[Stored data]
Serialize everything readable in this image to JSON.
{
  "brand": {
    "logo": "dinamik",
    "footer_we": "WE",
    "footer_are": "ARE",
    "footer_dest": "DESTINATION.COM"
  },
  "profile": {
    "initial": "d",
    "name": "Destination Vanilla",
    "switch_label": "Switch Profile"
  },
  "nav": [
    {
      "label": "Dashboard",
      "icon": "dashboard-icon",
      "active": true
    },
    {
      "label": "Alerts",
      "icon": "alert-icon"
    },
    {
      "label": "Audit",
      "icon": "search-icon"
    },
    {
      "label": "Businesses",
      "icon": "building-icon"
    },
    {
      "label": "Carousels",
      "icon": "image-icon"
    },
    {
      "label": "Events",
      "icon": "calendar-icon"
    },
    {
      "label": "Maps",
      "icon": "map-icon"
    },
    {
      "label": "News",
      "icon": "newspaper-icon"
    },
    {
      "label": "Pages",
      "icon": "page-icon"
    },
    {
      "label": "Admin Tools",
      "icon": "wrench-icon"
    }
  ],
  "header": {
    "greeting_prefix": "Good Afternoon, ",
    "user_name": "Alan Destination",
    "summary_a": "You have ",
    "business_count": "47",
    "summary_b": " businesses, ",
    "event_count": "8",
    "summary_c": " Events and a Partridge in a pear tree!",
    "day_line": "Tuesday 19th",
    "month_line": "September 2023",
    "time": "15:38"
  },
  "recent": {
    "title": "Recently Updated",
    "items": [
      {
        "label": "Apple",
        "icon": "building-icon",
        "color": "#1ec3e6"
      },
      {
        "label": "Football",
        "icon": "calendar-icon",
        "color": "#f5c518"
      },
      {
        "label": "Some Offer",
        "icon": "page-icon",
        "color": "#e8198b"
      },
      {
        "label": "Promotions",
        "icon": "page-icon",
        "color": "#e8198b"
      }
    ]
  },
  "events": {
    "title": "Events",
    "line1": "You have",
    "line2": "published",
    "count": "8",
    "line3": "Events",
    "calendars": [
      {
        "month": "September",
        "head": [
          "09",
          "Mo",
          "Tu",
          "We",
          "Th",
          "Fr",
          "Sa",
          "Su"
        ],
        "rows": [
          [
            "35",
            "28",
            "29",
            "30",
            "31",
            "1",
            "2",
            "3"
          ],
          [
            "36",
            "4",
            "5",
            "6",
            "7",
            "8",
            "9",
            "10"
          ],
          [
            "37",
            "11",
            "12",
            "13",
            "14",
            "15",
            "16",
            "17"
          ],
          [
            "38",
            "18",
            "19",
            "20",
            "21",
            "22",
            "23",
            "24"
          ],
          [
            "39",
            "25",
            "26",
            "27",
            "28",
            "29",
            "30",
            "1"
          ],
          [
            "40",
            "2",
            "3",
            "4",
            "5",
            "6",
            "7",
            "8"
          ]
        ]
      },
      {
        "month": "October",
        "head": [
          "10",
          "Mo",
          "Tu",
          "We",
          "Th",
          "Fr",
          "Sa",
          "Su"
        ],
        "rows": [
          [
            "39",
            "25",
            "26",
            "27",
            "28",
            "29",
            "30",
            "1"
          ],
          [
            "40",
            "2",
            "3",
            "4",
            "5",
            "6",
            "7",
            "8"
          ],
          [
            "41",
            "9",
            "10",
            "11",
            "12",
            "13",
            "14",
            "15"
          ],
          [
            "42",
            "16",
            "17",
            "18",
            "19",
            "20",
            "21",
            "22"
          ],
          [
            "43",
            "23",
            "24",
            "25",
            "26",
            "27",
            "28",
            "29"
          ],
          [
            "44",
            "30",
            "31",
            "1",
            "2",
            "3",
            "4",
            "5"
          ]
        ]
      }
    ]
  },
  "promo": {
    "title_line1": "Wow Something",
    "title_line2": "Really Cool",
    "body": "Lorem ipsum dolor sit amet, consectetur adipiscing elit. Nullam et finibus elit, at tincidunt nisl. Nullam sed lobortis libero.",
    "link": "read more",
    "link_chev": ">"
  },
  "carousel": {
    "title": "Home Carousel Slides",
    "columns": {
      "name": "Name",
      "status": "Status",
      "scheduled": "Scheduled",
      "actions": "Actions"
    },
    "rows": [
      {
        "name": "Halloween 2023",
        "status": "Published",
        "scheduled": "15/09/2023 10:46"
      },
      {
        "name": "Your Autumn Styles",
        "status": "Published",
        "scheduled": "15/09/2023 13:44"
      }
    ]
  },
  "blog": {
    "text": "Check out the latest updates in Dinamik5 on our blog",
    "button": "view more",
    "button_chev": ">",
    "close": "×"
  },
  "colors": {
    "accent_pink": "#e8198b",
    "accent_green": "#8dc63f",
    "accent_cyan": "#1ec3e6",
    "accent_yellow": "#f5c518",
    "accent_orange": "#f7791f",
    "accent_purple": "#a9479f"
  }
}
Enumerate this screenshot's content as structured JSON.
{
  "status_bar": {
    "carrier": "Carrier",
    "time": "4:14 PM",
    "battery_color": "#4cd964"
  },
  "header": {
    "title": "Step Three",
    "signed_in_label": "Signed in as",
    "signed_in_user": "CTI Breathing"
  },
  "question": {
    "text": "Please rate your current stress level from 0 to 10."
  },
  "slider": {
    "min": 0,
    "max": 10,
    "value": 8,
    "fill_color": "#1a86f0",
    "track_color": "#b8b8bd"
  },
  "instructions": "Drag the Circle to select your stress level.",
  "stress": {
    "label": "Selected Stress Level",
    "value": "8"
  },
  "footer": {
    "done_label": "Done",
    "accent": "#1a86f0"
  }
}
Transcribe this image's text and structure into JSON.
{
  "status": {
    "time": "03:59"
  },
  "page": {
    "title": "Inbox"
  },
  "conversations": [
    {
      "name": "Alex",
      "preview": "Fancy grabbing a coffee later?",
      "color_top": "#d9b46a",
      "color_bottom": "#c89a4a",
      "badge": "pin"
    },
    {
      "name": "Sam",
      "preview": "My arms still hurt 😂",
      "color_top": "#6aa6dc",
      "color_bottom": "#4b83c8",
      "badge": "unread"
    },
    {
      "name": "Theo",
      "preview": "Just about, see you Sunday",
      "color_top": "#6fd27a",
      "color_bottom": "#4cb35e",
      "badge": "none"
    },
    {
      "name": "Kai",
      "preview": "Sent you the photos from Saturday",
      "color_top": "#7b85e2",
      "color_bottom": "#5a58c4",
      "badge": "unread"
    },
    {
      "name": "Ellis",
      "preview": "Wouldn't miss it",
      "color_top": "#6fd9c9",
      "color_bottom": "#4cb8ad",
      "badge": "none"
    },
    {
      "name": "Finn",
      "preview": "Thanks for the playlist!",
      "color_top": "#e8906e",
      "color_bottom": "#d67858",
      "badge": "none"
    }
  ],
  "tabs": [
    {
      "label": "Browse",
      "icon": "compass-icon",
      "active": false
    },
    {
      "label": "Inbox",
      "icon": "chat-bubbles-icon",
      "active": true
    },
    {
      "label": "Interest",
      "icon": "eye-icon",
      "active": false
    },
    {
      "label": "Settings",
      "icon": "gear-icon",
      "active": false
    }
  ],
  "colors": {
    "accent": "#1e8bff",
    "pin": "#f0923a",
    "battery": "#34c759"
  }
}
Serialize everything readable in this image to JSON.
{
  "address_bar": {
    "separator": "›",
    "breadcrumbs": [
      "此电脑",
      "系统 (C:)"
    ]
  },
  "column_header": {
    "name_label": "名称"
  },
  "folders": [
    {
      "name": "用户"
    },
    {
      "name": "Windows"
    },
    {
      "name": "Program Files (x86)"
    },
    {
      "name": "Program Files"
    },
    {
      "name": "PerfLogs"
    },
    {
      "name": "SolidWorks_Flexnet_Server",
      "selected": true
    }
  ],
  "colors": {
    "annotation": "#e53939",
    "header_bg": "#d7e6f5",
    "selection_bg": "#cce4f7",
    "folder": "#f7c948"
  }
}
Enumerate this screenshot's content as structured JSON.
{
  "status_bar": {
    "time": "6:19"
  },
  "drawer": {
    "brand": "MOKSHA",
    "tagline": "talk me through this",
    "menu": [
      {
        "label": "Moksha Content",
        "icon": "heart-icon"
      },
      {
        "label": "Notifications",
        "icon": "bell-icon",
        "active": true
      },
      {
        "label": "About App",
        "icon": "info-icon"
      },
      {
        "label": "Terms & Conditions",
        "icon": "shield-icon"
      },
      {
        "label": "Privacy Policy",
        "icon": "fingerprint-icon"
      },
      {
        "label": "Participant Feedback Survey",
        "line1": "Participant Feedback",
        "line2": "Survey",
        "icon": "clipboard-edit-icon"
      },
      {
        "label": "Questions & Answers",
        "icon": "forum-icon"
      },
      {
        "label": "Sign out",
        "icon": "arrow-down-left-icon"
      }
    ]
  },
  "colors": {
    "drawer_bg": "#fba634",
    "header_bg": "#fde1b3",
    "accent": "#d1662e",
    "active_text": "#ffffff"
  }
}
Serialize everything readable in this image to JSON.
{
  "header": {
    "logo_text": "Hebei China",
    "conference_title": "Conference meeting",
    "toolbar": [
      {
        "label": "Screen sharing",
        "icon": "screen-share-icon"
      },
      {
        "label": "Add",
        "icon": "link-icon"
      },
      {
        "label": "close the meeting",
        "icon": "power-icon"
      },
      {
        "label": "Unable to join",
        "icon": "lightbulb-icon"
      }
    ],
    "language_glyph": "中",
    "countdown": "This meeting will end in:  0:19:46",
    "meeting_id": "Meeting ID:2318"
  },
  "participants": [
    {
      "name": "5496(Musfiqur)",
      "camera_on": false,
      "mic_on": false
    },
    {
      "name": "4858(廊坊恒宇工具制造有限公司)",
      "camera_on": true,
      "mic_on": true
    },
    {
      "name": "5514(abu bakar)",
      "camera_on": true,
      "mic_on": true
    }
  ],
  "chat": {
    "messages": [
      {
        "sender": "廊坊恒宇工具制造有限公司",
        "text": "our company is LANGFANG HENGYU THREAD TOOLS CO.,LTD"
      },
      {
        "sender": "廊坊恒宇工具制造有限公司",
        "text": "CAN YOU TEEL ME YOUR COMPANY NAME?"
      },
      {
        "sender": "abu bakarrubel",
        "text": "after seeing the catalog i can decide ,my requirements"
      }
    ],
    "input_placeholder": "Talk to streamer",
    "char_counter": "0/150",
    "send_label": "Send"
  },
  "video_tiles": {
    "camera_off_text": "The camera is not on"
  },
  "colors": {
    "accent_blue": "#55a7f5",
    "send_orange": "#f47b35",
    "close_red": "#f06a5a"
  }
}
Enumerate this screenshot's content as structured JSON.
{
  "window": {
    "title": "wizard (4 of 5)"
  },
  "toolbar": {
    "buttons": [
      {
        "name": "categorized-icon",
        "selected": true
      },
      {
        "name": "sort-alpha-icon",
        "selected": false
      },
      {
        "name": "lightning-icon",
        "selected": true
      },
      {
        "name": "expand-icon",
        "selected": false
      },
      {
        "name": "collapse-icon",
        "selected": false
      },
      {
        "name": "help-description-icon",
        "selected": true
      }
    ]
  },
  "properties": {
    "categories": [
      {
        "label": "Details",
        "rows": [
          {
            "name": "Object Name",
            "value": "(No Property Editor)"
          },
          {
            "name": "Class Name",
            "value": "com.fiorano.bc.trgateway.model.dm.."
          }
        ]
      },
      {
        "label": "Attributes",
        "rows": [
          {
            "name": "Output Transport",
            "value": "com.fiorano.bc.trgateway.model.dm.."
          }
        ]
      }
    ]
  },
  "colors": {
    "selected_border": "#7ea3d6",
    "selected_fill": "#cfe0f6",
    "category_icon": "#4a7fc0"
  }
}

• **Objective**: For the data above, state only how many lines include the word "time".

• **Response below**: 4